Images should be left out, and everything else in the listing reproduced exactly.

-- start of Data rows --

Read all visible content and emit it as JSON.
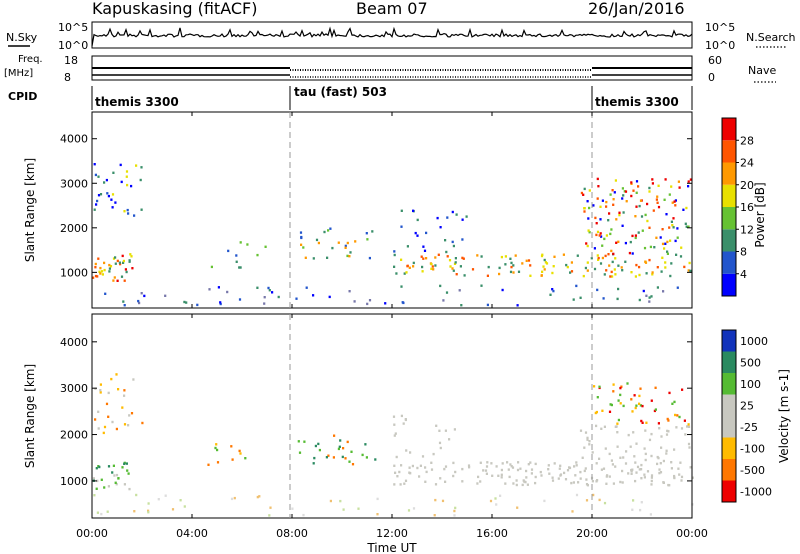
{
  "header": {
    "station": "Kapuskasing (fitACF)",
    "beam": "Beam 07",
    "date": "26/Jan/2016"
  },
  "strip_labels": {
    "nsky": "N.Sky",
    "freq": "Freq.",
    "mhz": "[MHz]",
    "cpid": "CPID",
    "nsearch": "N.Search",
    "nave": "Nave",
    "nsky_tick_hi": "10^5",
    "nsky_tick_lo": "10^0",
    "freq_tick_hi": "18",
    "freq_tick_lo": "8",
    "nave_tick_hi": "60",
    "nave_tick_lo": "0"
  },
  "cpid_segments": [
    {
      "label": "themis 3300",
      "start_hour": 0,
      "end_hour": 8
    },
    {
      "label": "tau (fast) 503",
      "start_hour": 8,
      "end_hour": 20
    },
    {
      "label": "themis 3300",
      "start_hour": 20,
      "end_hour": 24
    }
  ],
  "colors": {
    "power_scale": [
      "#0000ff",
      "#2255cc",
      "#3a8f6a",
      "#66c233",
      "#e8e000",
      "#ff9900",
      "#ff5500",
      "#ee0000"
    ],
    "velocity_scale": [
      "#ee0000",
      "#ff7700",
      "#ffbb00",
      "#c8c8c0",
      "#c8c8c0",
      "#55bb33",
      "#2a8a60",
      "#1133bb"
    ],
    "ground_scatter": "#c8c8c0"
  },
  "chart_data": [
    {
      "type": "heatmap",
      "panel": "power",
      "ylabel": "Slant Range [km]",
      "ylim": [
        200,
        4600
      ],
      "xlim": [
        0,
        24
      ],
      "y_ticks": [
        1000,
        2000,
        3000,
        4000
      ],
      "colorbar_label": "Power [dB]",
      "colorbar_ticks": [
        4,
        8,
        12,
        16,
        20,
        24,
        28
      ],
      "colorbar_range": [
        0,
        32
      ]
    },
    {
      "type": "heatmap",
      "panel": "velocity",
      "ylabel": "Slant Range [km]",
      "ylim": [
        200,
        4600
      ],
      "xlim": [
        0,
        24
      ],
      "y_ticks": [
        1000,
        2000,
        3000,
        4000
      ],
      "colorbar_label": "Velocity [m s-1]",
      "colorbar_ticks": [
        "1000",
        "500",
        "100",
        "25",
        "-25",
        "-100",
        "-500",
        "-1000"
      ]
    }
  ],
  "x_axis": {
    "label": "Time UT",
    "ticks": [
      "00:00",
      "04:00",
      "08:00",
      "12:00",
      "16:00",
      "20:00",
      "00:00"
    ]
  }
}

-- end of Data rows --

**Full response**
Read all visible content and emit it as JSON.
{
  "header": {
    "station": "Kapuskasing (fitACF)",
    "beam": "Beam 07",
    "date": "26/Jan/2016"
  },
  "strip_labels": {
    "nsky": "N.Sky",
    "freq": "Freq.",
    "mhz": "[MHz]",
    "cpid": "CPID",
    "nsearch": "N.Search",
    "nave": "Nave",
    "nsky_tick_hi": "10^5",
    "nsky_tick_lo": "10^0",
    "freq_tick_hi": "18",
    "freq_tick_lo": "8",
    "nave_tick_hi": "60",
    "nave_tick_lo": "0"
  },
  "cpid_segments": [
    {
      "label": "themis 3300",
      "start_hour": 0,
      "end_hour": 8
    },
    {
      "label": "tau (fast) 503",
      "start_hour": 8,
      "end_hour": 20
    },
    {
      "label": "themis 3300",
      "start_hour": 20,
      "end_hour": 24
    }
  ],
  "colors": {
    "power_scale": [
      "#0000ff",
      "#2255cc",
      "#3a8f6a",
      "#66c233",
      "#e8e000",
      "#ff9900",
      "#ff5500",
      "#ee0000"
    ],
    "velocity_scale": [
      "#ee0000",
      "#ff7700",
      "#ffbb00",
      "#c8c8c0",
      "#c8c8c0",
      "#55bb33",
      "#2a8a60",
      "#1133bb"
    ],
    "ground_scatter": "#c8c8c0"
  },
  "chart_data": [
    {
      "type": "heatmap",
      "panel": "power",
      "ylabel": "Slant Range [km]",
      "ylim": [
        200,
        4600
      ],
      "xlim": [
        0,
        24
      ],
      "y_ticks": [
        1000,
        2000,
        3000,
        4000
      ],
      "colorbar_label": "Power [dB]",
      "colorbar_ticks": [
        4,
        8,
        12,
        16,
        20,
        24,
        28
      ],
      "colorbar_range": [
        0,
        32
      ]
    },
    {
      "type": "heatmap",
      "panel": "velocity",
      "ylabel": "Slant Range [km]",
      "ylim": [
        200,
        4600
      ],
      "xlim": [
        0,
        24
      ],
      "y_ticks": [
        1000,
        2000,
        3000,
        4000
      ],
      "colorbar_label": "Velocity [m s-1]",
      "colorbar_ticks": [
        "1000",
        "500",
        "100",
        "25",
        "-25",
        "-100",
        "-500",
        "-1000"
      ]
    }
  ],
  "x_axis": {
    "label": "Time UT",
    "ticks": [
      "00:00",
      "04:00",
      "08:00",
      "12:00",
      "16:00",
      "20:00",
      "00:00"
    ]
  }
}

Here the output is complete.